What is asked —
Check each line of the material below, and copy it if it holds the string "label".
****************
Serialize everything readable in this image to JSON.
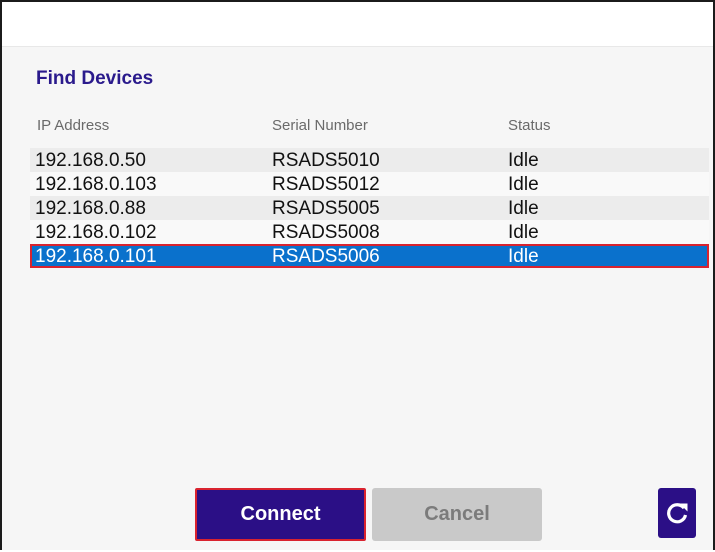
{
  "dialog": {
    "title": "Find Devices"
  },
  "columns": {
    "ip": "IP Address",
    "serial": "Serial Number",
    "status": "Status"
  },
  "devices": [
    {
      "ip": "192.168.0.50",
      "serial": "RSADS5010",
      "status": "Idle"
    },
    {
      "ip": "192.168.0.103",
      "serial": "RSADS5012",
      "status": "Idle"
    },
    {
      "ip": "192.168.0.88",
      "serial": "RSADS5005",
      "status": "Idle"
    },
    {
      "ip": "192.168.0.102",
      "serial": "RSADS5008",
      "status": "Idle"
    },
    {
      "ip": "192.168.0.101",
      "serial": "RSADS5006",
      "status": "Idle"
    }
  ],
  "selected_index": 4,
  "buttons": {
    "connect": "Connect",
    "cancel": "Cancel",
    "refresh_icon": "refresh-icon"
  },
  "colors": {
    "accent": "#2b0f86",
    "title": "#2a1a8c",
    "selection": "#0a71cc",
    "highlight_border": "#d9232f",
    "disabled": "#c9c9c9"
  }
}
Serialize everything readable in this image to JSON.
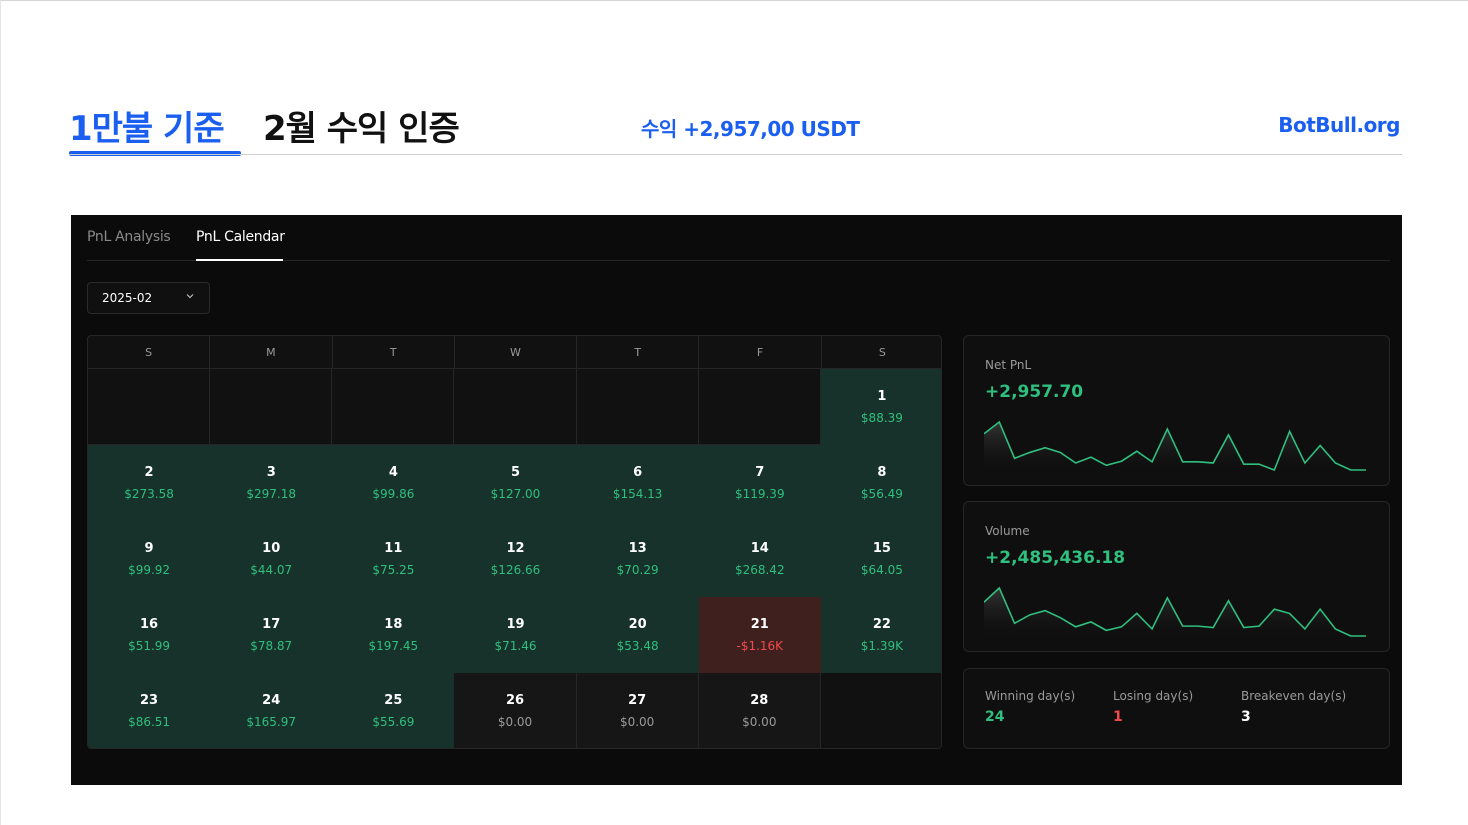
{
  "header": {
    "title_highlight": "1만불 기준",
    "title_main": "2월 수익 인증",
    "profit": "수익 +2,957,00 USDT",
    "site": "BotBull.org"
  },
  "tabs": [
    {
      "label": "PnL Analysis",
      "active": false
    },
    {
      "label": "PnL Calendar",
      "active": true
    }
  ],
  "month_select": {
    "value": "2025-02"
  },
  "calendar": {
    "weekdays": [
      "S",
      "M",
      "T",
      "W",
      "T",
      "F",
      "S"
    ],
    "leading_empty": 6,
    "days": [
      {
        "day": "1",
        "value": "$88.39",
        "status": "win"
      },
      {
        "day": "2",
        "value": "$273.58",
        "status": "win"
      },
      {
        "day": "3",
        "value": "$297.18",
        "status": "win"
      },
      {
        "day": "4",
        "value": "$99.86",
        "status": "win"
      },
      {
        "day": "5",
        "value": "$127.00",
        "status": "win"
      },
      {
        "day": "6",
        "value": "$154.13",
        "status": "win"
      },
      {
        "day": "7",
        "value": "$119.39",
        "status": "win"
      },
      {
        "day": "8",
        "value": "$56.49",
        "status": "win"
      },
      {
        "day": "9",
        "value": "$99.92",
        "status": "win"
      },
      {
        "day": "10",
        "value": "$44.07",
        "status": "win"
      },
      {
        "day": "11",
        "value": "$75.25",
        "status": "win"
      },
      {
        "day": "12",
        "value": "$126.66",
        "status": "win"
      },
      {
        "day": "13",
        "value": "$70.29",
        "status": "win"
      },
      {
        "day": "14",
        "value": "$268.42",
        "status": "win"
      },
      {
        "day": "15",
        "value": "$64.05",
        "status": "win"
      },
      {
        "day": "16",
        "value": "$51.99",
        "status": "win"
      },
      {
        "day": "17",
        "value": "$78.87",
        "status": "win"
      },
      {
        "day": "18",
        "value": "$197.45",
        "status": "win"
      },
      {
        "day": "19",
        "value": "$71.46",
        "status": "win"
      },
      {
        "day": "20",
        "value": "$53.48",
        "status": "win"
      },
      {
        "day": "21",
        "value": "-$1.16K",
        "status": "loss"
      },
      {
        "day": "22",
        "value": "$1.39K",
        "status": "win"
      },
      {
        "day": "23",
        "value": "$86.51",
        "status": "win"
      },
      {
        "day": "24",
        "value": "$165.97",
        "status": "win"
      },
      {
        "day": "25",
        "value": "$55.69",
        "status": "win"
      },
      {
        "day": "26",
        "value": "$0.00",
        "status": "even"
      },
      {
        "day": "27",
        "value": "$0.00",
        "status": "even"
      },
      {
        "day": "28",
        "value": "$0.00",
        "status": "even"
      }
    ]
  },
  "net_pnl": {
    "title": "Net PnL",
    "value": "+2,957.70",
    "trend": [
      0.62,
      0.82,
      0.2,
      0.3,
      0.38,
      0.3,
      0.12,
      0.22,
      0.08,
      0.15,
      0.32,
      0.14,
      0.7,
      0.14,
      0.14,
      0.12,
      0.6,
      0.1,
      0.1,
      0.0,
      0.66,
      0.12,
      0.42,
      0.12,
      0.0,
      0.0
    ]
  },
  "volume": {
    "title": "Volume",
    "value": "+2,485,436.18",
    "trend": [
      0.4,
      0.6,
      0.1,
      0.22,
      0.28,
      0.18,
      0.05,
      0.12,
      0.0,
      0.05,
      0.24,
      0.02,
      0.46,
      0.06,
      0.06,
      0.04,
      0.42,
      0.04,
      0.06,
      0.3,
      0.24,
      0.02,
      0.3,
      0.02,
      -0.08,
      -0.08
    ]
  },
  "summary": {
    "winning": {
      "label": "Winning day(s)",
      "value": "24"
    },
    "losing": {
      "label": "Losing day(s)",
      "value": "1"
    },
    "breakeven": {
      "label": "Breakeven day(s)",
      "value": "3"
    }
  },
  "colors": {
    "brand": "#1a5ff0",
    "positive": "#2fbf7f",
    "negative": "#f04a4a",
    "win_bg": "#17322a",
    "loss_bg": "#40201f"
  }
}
****************
Completed task —
      "label": "PnL Analysis",
      "label": "PnL Calendar",
      "label": "Winning day(s)",
      "label": "Losing day(s)",
      "label": "Breakeven day(s)",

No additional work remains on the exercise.